» **Directions**
Give the number of lines that include the string "this", nothing more.

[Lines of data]
******************************
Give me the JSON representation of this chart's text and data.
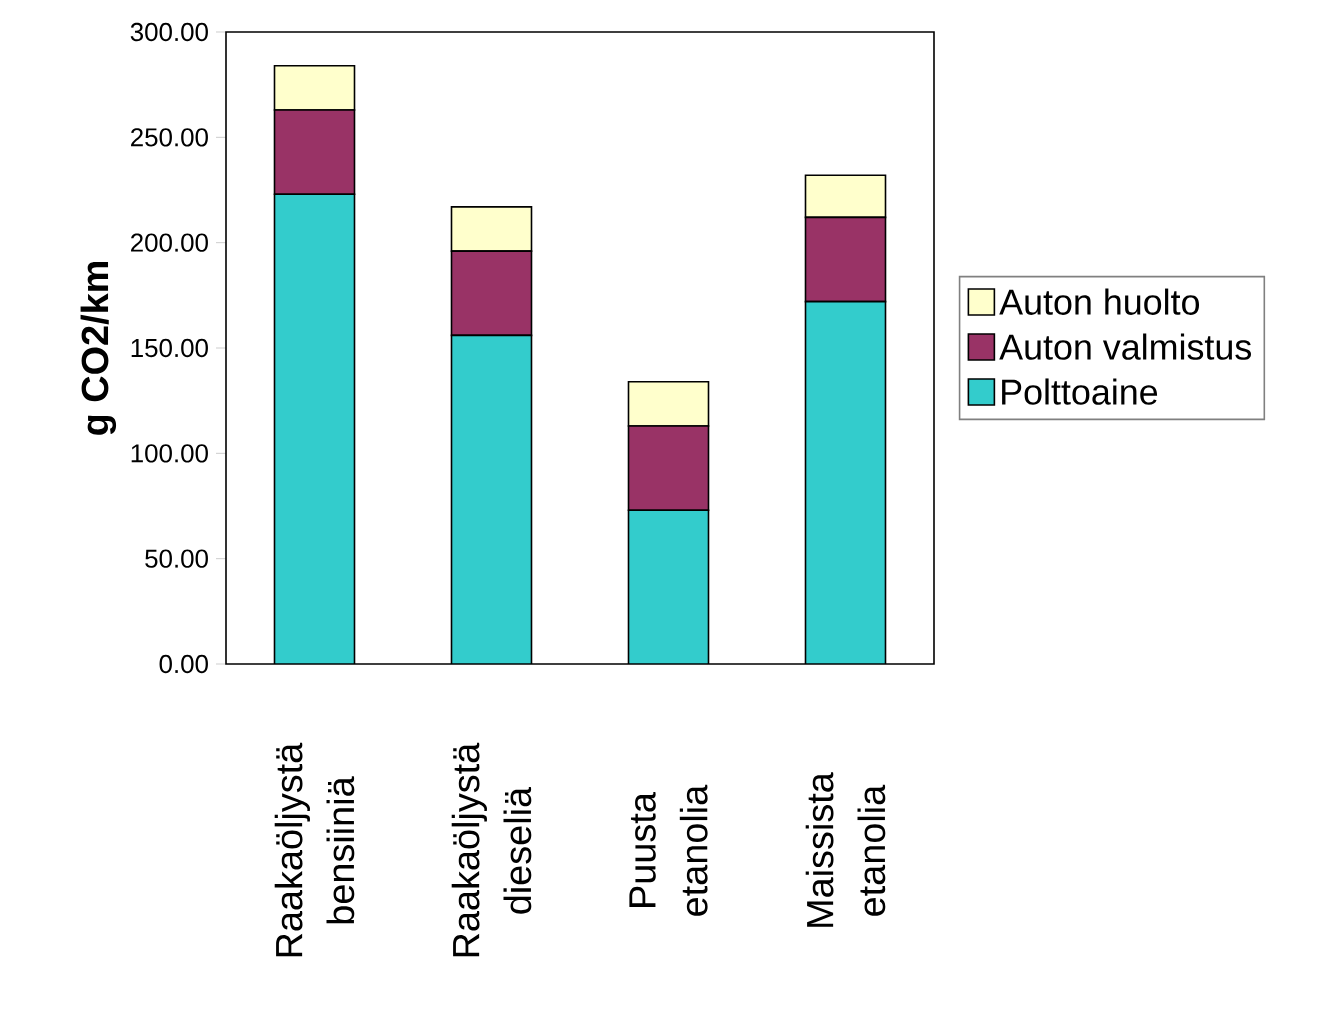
{
  "chart_data": {
    "type": "bar",
    "stacked": true,
    "ylabel": "g CO2/km",
    "categories": [
      "Raakaöljystä bensiiniä",
      "Raakaöljystä dieseliä",
      "Puusta etanolia",
      "Maissista etanolia"
    ],
    "series": [
      {
        "name": "Polttoaine",
        "color": "#33cccc",
        "values": [
          223,
          156,
          73,
          172
        ]
      },
      {
        "name": "Auton valmistus",
        "color": "#993366",
        "values": [
          40,
          40,
          40,
          40
        ]
      },
      {
        "name": "Auton huolto",
        "color": "#ffffcc",
        "values": [
          21,
          21,
          21,
          20
        ]
      }
    ],
    "ylim": [
      0,
      300
    ],
    "yticks": [
      {
        "value": 0,
        "label": "0.00"
      },
      {
        "value": 50,
        "label": "50.00"
      },
      {
        "value": 100,
        "label": "100.00"
      },
      {
        "value": 150,
        "label": "150.00"
      },
      {
        "value": 200,
        "label": "200.00"
      },
      {
        "value": 250,
        "label": "250.00"
      },
      {
        "value": 300,
        "label": "300.00"
      }
    ],
    "legend": "right",
    "grid": false
  }
}
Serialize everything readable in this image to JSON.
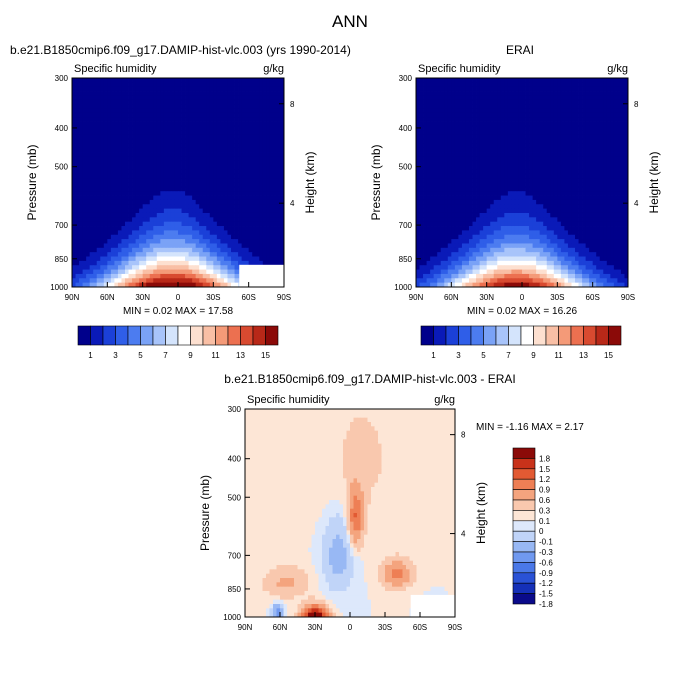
{
  "figure": {
    "title": "ANN",
    "top_left_title": "b.e21.B1850cmip6.f09_g17.DAMIP-hist-vlc.003 (yrs 1990-2014)",
    "top_right_title": "ERAI",
    "bottom_title": "b.e21.B1850cmip6.f09_g17.DAMIP-hist-vlc.003 - ERAI"
  },
  "colors": {
    "abs_scale": [
      "#00008b",
      "#0a1ab8",
      "#1b40d8",
      "#2f5ee8",
      "#4c7cf0",
      "#7aa2f6",
      "#a8c4fa",
      "#d4e4fc",
      "#ffffff",
      "#fde0d0",
      "#f9bfa5",
      "#f49a78",
      "#ec7050",
      "#d84a30",
      "#b82818",
      "#8b0a08"
    ],
    "diff_scale": [
      "#0a0a8a",
      "#1530b8",
      "#2a52d6",
      "#4a78e8",
      "#7099f0",
      "#98b8f4",
      "#c0d4f8",
      "#dde8fb",
      "#fde6d6",
      "#f9c8ae",
      "#f4a47e",
      "#ee7f55",
      "#e25a33",
      "#c8321a",
      "#8b0a08"
    ],
    "frame": "#000000"
  },
  "chart_data": [
    {
      "type": "heatmap",
      "panel": "model",
      "left_label": "Specific humidity",
      "right_label": "g/kg",
      "ylabel": "Pressure (mb)",
      "ylabel_right": "Height (km)",
      "y_ticks": [
        "300",
        "400",
        "500",
        "700",
        "850",
        "1000"
      ],
      "y_tick_values": [
        300,
        400,
        500,
        700,
        850,
        1000
      ],
      "ylim": [
        1000,
        300
      ],
      "y_right_ticks": [
        "8",
        "4"
      ],
      "y_right_values": [
        8,
        4
      ],
      "x_ticks": [
        "90N",
        "60N",
        "30N",
        "0",
        "30S",
        "60S",
        "90S"
      ],
      "x_tick_values": [
        90,
        60,
        30,
        0,
        -30,
        -60,
        -90
      ],
      "xlim": [
        90,
        -90
      ],
      "min": 0.02,
      "max": 17.58,
      "stats_text": "MIN =  0.02   MAX =  17.58",
      "peak": {
        "lat": 5,
        "pressure": 1000,
        "value": 17.58
      },
      "colorbar_labels": [
        "1",
        "3",
        "5",
        "7",
        "9",
        "11",
        "13",
        "15"
      ],
      "colorbar_levels": [
        0,
        1,
        2,
        3,
        4,
        5,
        6,
        7,
        8,
        9,
        10,
        11,
        12,
        13,
        14,
        15,
        16
      ]
    },
    {
      "type": "heatmap",
      "panel": "obs",
      "left_label": "Specific humidity",
      "right_label": "g/kg",
      "ylabel": "Pressure (mb)",
      "ylabel_right": "Height (km)",
      "y_ticks": [
        "300",
        "400",
        "500",
        "700",
        "850",
        "1000"
      ],
      "y_tick_values": [
        300,
        400,
        500,
        700,
        850,
        1000
      ],
      "ylim": [
        1000,
        300
      ],
      "y_right_ticks": [
        "8",
        "4"
      ],
      "y_right_values": [
        8,
        4
      ],
      "x_ticks": [
        "90N",
        "60N",
        "30N",
        "0",
        "30S",
        "60S",
        "90S"
      ],
      "x_tick_values": [
        90,
        60,
        30,
        0,
        -30,
        -60,
        -90
      ],
      "xlim": [
        90,
        -90
      ],
      "min": 0.02,
      "max": 16.26,
      "stats_text": "MIN =  0.02   MAX =  16.26",
      "peak": {
        "lat": 5,
        "pressure": 1000,
        "value": 16.26
      },
      "colorbar_labels": [
        "1",
        "3",
        "5",
        "7",
        "9",
        "11",
        "13",
        "15"
      ],
      "colorbar_levels": [
        0,
        1,
        2,
        3,
        4,
        5,
        6,
        7,
        8,
        9,
        10,
        11,
        12,
        13,
        14,
        15,
        16
      ]
    },
    {
      "type": "heatmap",
      "panel": "difference",
      "left_label": "Specific humidity",
      "right_label": "g/kg",
      "ylabel": "Pressure (mb)",
      "ylabel_right": "Height (km)",
      "y_ticks": [
        "300",
        "400",
        "500",
        "700",
        "850",
        "1000"
      ],
      "y_tick_values": [
        300,
        400,
        500,
        700,
        850,
        1000
      ],
      "ylim": [
        1000,
        300
      ],
      "y_right_ticks": [
        "8",
        "4"
      ],
      "y_right_values": [
        8,
        4
      ],
      "x_ticks": [
        "90N",
        "60N",
        "30N",
        "0",
        "30S",
        "60S",
        "90S"
      ],
      "x_tick_values": [
        90,
        60,
        30,
        0,
        -30,
        -60,
        -90
      ],
      "xlim": [
        90,
        -90
      ],
      "min": -1.16,
      "max": 2.17,
      "stats_text": "MIN = -1.16   MAX =   2.17",
      "colorbar_labels": [
        "1.8",
        "1.5",
        "1.2",
        "0.9",
        "0.6",
        "0.3",
        "0.1",
        "0",
        "-0.1",
        "-0.3",
        "-0.6",
        "-0.9",
        "-1.2",
        "-1.5",
        "-1.8"
      ]
    }
  ]
}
******************************
» **Complete response**
2